• [Instructions to follow]:
From the records below, extract all the text exactly and leave the images behind.

• [Stored data]:

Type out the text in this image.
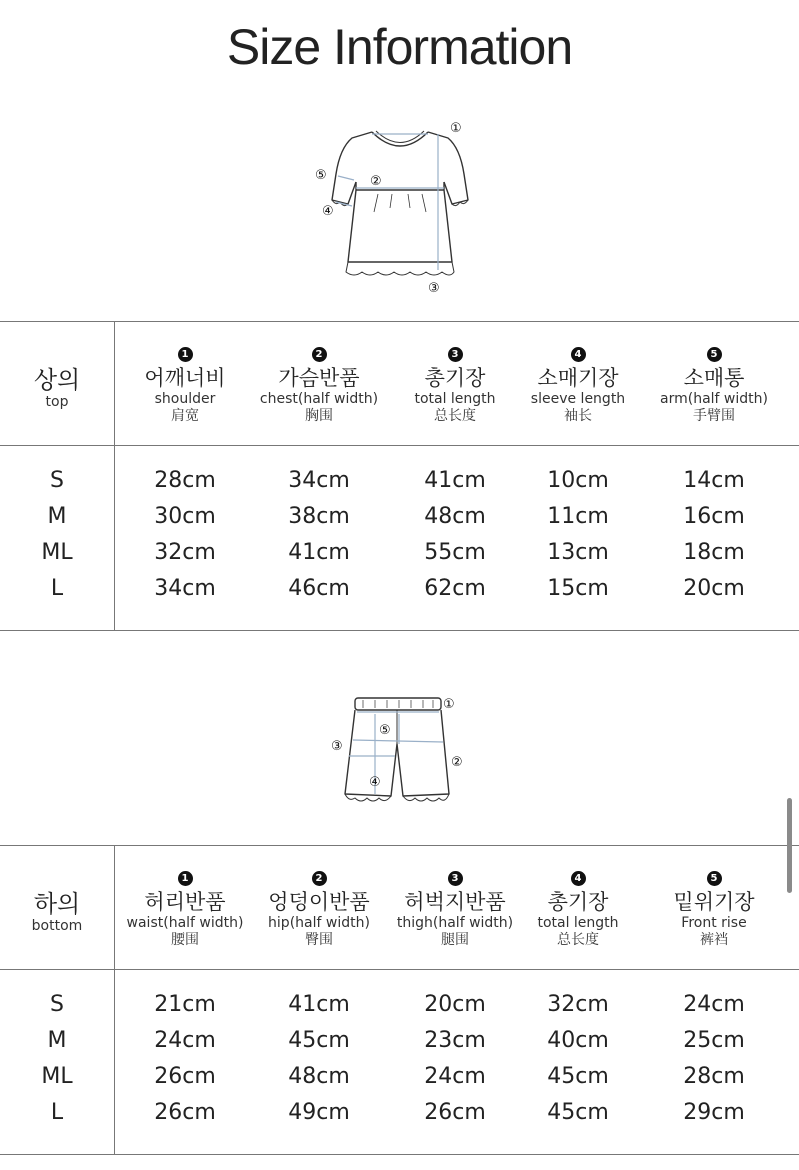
Size Information
①
②
③
④
⑤
상의
top
1
어깨너비
shoulder
肩宽
2
가슴반품
chest(half width)
胸围
3
총기장
total length
总长度
4
소매기장
sleeve length
袖长
5
소매통
arm(half width)
手臂围
S	28cm	34cm	41cm	10cm	14cm
M	30cm	38cm	48cm	11cm	16cm
ML	32cm	41cm	55cm	13cm	18cm
L	34cm	46cm	62cm	15cm	20cm
①
②
③
④
⑤
하의
bottom
1
허리반품
waist(half width)
腰围
2
엉덩이반품
hip(half width)
臀围
3
허벅지반품
thigh(half width)
腿围
4
총기장
total length
总长度
5
밑위기장
Front rise
裤裆
S	21cm	41cm	20cm	32cm	24cm
M	24cm	45cm	23cm	40cm	25cm
ML	26cm	48cm	24cm	45cm	28cm
L	26cm	49cm	26cm	45cm	29cm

• [Answer for the task]:
Type out the text in this image.
Size Information
①
②
③
④
⑤
상의
top
1
어깨너비
shoulder
肩宽
2
가슴반품
chest(half width)
胸围
3
총기장
total length
总长度
4
소매기장
sleeve length
袖长
5
소매통
arm(half width)
手臂围
S	28cm	34cm	41cm	10cm	14cm
M	30cm	38cm	48cm	11cm	16cm
ML	32cm	41cm	55cm	13cm	18cm
L	34cm	46cm	62cm	15cm	20cm
①
②
③
④
⑤
하의
bottom
1
허리반품
waist(half width)
腰围
2
엉덩이반품
hip(half width)
臀围
3
허벅지반품
thigh(half width)
腿围
4
총기장
total length
总长度
5
밑위기장
Front rise
裤裆
S	21cm	41cm	20cm	32cm	24cm
M	24cm	45cm	23cm	40cm	25cm
ML	26cm	48cm	24cm	45cm	28cm
L	26cm	49cm	26cm	45cm	29cm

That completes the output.